## EXERCISE INPUTS
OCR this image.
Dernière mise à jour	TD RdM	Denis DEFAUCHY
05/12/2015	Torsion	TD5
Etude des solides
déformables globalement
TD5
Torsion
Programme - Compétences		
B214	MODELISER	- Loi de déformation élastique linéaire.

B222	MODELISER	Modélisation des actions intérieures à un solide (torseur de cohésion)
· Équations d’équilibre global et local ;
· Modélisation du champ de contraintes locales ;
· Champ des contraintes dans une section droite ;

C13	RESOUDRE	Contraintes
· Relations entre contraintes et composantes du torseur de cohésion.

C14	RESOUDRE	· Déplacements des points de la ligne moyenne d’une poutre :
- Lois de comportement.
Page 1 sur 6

## TO DO
Pick out every line holding the string "RESOUDRE" and return it.

## COMPLETED TASK
C13	RESOUDRE	Contraintes
C14	RESOUDRE	· Déplacements des points de la ligne moyenne d’une poutre :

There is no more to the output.